> What is asked
Copy out, without any change, everything in the records from the line containing "tag-icon (131, 88, 144, 98)" down to the line containing "zone-checkbox[interactable] (659, 847, 679, 867)", with both of those lines included.

# start of Data rows

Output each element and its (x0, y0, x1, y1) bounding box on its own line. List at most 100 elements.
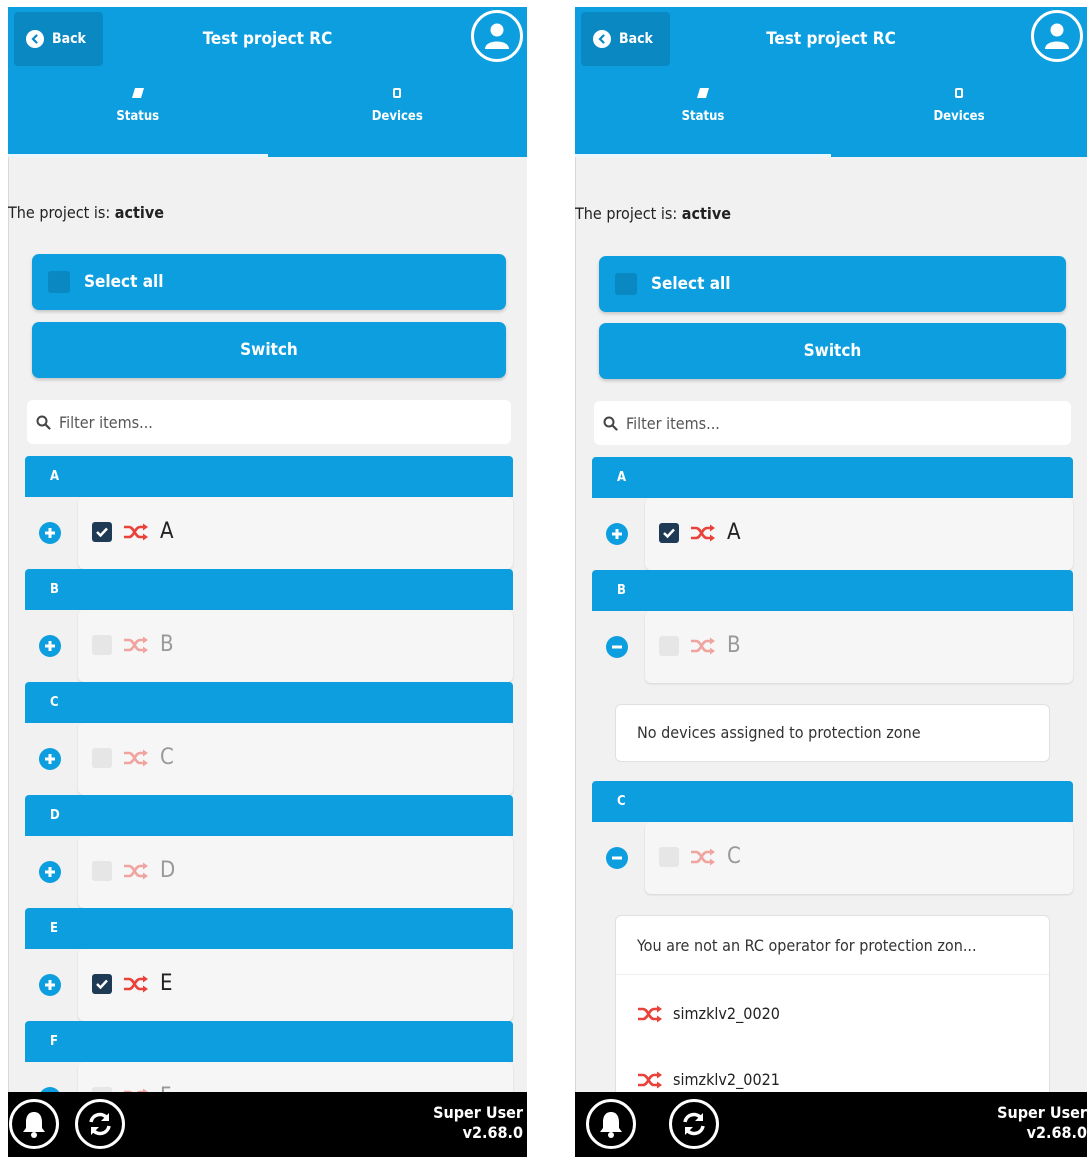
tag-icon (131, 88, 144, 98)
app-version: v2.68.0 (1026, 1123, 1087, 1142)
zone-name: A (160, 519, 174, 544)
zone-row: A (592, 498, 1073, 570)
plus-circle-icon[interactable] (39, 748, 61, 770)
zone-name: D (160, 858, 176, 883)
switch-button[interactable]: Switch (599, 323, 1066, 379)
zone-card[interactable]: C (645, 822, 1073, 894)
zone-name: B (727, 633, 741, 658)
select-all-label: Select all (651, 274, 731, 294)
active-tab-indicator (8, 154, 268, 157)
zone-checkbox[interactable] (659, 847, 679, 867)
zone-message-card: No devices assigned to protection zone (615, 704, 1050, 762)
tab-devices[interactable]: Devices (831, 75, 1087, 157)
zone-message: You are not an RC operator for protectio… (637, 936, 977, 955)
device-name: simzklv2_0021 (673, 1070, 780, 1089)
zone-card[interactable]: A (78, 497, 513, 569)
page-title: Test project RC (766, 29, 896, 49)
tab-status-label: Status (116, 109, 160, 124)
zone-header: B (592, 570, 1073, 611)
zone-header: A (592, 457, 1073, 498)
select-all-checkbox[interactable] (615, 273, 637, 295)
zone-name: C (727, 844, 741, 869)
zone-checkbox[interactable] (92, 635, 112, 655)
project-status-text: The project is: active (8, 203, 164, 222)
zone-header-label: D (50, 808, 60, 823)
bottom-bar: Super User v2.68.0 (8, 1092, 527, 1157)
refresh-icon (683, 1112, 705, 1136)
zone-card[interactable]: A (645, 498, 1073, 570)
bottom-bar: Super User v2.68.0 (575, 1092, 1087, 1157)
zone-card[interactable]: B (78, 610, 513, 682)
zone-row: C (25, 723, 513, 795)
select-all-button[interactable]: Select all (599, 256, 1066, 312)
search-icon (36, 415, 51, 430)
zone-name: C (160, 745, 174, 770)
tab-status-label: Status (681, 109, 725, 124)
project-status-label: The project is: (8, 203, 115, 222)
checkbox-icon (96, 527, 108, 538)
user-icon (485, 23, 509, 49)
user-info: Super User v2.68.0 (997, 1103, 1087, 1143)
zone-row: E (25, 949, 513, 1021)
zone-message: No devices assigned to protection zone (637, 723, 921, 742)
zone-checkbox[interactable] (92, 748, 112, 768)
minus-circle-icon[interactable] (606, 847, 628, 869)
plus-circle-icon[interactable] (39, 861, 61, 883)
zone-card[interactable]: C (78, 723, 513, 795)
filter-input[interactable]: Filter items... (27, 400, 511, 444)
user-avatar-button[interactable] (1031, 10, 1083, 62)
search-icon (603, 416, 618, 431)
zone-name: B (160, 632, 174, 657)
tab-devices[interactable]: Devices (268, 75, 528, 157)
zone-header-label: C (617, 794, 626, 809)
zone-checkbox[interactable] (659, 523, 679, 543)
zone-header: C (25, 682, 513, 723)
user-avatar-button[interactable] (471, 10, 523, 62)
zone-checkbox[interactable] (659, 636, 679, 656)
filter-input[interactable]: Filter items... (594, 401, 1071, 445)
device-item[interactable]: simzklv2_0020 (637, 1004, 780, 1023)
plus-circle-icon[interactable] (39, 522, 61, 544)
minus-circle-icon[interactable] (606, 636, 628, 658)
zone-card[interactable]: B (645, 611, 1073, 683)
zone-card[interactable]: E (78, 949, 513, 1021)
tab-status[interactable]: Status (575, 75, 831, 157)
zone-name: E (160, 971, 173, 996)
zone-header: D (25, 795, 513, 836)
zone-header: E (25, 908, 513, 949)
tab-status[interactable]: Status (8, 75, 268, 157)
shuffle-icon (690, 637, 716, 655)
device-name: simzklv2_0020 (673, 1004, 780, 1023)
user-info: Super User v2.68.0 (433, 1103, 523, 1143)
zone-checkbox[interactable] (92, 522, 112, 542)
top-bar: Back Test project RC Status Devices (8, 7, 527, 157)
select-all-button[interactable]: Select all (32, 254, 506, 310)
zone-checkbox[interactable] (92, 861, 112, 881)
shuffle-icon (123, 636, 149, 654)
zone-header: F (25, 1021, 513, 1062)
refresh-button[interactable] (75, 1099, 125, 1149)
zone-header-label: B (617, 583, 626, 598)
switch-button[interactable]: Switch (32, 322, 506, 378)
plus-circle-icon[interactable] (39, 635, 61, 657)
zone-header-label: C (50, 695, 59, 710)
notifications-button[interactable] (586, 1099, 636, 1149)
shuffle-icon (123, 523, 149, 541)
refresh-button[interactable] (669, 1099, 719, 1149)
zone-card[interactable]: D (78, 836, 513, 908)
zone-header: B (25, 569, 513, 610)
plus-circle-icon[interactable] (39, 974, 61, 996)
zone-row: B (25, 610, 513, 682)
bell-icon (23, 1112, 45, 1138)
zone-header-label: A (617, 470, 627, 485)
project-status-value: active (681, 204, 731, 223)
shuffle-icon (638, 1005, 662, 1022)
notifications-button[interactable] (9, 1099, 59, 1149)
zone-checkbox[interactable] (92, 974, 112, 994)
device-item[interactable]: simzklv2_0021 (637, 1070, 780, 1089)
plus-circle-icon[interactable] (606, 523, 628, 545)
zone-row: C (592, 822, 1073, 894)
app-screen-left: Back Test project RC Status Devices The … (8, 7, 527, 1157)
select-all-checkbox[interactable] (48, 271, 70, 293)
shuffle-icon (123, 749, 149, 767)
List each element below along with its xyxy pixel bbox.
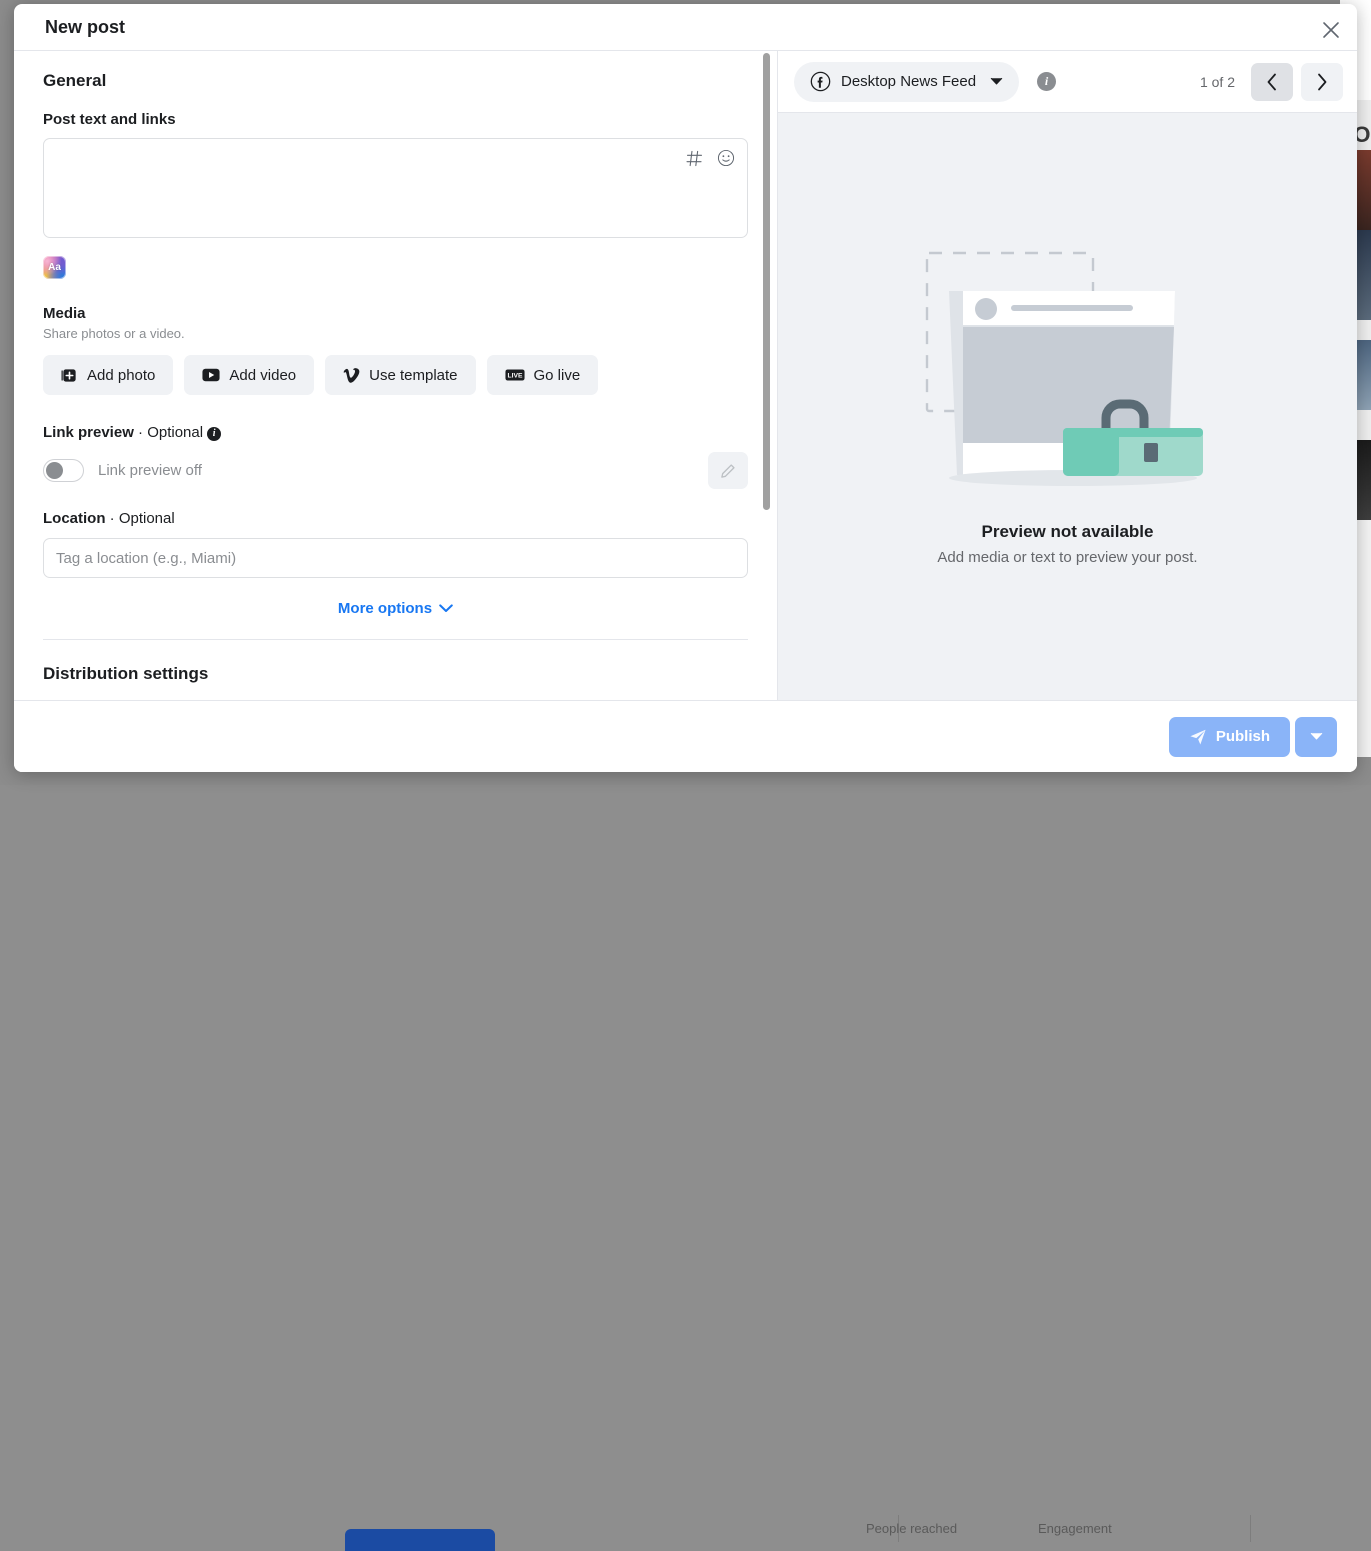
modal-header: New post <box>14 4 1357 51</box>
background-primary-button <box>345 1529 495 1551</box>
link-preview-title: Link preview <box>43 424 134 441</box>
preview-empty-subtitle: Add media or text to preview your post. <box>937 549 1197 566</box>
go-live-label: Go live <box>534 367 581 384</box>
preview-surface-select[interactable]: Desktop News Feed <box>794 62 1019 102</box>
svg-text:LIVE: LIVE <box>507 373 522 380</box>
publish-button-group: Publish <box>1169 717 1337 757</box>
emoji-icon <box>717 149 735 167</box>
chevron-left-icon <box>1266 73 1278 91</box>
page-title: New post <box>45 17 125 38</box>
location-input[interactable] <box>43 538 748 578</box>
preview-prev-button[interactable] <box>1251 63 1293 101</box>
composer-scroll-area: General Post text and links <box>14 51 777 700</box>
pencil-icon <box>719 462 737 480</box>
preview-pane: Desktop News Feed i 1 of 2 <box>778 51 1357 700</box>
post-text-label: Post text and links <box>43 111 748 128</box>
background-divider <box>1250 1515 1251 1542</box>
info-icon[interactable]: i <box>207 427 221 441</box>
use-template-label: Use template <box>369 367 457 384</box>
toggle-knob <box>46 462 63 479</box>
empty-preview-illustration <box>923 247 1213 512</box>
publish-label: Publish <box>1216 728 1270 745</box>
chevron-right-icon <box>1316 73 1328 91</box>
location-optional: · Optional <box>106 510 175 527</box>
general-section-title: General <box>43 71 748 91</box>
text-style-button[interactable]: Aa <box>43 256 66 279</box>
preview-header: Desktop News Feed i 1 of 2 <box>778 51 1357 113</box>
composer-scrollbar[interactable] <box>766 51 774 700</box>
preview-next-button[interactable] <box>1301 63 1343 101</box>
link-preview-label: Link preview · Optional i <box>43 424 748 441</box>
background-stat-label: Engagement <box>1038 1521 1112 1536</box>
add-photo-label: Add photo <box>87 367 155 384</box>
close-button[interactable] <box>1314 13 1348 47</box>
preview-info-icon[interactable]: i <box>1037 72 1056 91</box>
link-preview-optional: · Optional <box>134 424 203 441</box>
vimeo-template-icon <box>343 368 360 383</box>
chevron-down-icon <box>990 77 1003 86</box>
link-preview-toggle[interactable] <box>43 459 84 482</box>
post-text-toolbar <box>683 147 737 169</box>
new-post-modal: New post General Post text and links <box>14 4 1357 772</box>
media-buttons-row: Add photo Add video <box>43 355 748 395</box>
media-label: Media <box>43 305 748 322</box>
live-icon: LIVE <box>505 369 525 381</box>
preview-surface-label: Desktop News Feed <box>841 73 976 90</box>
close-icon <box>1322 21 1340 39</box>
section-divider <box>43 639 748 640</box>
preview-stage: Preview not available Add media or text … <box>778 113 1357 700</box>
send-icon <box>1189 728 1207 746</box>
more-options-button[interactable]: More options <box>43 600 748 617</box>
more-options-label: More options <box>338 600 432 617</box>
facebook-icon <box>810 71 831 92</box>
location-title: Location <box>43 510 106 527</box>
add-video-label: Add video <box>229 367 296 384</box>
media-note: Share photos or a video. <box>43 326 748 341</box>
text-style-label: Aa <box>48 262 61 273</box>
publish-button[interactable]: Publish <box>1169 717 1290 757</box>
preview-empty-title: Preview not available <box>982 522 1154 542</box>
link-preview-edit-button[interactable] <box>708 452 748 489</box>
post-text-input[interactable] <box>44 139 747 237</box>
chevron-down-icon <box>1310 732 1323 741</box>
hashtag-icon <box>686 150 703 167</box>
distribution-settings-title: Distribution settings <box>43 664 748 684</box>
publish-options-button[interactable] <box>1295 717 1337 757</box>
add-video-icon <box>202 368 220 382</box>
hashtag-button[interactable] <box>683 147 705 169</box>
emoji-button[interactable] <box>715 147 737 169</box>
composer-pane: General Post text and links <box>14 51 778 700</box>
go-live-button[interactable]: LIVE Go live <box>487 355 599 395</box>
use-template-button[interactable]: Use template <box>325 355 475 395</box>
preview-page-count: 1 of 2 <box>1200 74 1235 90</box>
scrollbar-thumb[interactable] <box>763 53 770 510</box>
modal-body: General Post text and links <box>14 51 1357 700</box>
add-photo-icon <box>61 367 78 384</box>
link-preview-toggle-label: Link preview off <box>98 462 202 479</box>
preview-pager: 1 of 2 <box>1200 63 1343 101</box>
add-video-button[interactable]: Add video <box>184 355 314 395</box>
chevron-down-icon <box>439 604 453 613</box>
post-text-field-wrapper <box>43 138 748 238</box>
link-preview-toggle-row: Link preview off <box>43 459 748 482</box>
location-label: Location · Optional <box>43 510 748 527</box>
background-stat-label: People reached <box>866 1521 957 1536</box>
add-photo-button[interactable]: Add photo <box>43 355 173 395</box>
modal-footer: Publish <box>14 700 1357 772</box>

# end of Data rows

> Problem solution
tag-icon (131, 88, 144, 98)
app-version: v2.68.0 (1026, 1123, 1087, 1142)
zone-name: A (160, 519, 174, 544)
zone-row: A (592, 498, 1073, 570)
plus-circle-icon[interactable] (39, 748, 61, 770)
zone-name: D (160, 858, 176, 883)
switch-button[interactable]: Switch (599, 323, 1066, 379)
zone-card[interactable]: C (645, 822, 1073, 894)
zone-name: B (727, 633, 741, 658)
select-all-label: Select all (651, 274, 731, 294)
active-tab-indicator (8, 154, 268, 157)
zone-checkbox[interactable] (659, 847, 679, 867)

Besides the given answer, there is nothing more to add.